**Exercise instructions**
From the listing below, extract each line containing the string "Luxury".

(Stored data entries)
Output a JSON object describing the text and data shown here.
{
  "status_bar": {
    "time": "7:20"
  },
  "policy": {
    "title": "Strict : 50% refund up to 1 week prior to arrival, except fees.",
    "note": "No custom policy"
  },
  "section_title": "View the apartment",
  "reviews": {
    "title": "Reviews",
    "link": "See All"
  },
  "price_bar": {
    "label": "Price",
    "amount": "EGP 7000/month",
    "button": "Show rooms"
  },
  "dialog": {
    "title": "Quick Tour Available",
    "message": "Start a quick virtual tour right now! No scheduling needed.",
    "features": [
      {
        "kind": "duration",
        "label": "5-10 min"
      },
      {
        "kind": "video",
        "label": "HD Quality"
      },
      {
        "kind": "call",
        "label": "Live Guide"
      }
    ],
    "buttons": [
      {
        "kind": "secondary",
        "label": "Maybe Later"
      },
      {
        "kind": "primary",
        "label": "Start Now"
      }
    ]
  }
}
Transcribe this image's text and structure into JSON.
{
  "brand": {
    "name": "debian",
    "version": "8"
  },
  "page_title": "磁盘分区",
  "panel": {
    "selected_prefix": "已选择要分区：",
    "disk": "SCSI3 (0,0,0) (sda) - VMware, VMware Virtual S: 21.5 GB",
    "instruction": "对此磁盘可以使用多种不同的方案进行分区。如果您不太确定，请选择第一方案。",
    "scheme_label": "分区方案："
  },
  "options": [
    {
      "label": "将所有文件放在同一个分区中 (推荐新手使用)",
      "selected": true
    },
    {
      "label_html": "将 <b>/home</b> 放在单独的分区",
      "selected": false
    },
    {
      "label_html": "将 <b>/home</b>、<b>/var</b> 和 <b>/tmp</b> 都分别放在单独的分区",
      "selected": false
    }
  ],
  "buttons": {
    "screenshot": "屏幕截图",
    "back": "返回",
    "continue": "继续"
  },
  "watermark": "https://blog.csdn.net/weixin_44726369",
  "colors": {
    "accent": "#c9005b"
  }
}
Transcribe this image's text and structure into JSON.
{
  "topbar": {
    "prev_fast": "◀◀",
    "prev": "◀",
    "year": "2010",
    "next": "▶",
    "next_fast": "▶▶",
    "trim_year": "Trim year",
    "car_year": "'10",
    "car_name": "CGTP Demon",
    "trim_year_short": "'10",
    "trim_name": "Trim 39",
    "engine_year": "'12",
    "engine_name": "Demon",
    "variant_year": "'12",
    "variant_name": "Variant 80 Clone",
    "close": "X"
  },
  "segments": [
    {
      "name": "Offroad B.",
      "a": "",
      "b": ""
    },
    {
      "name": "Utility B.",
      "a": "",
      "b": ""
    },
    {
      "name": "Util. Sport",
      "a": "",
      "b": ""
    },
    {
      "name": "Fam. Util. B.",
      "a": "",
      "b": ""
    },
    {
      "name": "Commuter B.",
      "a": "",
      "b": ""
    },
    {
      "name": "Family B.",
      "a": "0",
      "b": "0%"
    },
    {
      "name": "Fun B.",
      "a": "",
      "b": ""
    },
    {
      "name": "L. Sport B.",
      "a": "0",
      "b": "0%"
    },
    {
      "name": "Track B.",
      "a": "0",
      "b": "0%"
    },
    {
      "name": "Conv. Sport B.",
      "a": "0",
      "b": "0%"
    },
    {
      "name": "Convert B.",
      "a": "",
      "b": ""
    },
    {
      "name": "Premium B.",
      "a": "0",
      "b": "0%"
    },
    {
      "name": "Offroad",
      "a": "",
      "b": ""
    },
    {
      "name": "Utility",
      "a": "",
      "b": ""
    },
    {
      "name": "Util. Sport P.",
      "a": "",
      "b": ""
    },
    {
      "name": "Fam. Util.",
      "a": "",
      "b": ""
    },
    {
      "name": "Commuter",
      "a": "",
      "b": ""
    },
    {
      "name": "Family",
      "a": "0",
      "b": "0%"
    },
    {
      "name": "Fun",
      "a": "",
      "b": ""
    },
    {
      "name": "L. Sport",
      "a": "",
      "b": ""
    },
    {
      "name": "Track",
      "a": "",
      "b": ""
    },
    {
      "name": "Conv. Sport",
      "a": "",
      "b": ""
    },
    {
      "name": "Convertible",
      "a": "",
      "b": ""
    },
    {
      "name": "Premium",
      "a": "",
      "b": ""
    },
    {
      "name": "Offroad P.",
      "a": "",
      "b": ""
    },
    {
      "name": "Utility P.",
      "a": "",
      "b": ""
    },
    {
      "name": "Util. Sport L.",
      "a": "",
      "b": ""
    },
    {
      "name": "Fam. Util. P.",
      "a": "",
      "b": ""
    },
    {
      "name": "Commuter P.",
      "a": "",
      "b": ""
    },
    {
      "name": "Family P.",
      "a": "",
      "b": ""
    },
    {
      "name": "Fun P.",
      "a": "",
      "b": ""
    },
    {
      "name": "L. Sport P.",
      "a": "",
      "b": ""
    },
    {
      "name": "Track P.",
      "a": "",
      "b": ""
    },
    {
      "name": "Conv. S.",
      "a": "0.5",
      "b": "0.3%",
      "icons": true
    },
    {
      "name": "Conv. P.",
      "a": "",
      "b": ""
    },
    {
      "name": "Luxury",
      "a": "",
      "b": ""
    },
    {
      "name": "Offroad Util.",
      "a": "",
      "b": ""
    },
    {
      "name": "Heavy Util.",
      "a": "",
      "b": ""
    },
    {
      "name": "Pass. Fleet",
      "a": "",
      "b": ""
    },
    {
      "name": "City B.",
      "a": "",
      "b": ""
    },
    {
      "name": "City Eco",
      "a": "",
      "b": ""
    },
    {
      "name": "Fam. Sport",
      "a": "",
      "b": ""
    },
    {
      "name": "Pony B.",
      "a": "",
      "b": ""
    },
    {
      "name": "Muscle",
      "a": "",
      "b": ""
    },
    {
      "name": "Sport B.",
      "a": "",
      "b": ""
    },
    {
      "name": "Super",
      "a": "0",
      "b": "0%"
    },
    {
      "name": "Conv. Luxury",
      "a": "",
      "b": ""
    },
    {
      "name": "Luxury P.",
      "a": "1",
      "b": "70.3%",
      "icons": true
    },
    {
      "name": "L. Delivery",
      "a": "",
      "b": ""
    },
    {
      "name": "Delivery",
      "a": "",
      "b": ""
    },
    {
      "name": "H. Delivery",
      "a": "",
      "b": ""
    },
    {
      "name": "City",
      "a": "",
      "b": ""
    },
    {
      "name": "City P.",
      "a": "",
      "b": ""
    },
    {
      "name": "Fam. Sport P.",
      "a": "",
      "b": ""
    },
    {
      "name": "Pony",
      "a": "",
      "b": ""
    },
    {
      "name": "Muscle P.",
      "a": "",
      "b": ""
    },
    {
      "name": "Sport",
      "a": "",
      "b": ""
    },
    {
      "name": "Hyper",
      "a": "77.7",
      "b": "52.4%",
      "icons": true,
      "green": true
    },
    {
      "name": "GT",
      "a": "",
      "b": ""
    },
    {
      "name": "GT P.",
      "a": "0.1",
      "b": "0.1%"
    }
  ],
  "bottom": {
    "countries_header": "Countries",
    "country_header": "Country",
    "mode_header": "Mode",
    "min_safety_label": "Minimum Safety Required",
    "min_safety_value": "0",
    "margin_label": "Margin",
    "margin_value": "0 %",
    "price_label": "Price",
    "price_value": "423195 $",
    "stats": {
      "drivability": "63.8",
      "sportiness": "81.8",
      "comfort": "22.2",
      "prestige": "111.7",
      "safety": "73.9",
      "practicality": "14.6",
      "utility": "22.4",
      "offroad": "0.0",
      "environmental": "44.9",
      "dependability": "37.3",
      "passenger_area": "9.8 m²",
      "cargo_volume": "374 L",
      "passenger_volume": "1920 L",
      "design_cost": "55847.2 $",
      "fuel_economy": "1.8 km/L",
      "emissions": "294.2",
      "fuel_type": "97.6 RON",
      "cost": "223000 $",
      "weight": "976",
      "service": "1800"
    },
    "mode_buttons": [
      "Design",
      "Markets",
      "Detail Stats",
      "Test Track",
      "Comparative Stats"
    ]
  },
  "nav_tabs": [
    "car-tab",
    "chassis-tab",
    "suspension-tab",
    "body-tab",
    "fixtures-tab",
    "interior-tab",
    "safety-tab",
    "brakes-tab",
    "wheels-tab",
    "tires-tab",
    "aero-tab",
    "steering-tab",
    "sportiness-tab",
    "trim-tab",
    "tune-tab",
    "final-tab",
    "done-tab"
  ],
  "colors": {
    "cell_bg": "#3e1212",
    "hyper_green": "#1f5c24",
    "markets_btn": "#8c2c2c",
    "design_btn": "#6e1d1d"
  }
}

**Correct answer**
      "name": "Luxury",
      "name": "Conv. Luxury",
      "name": "Luxury P.",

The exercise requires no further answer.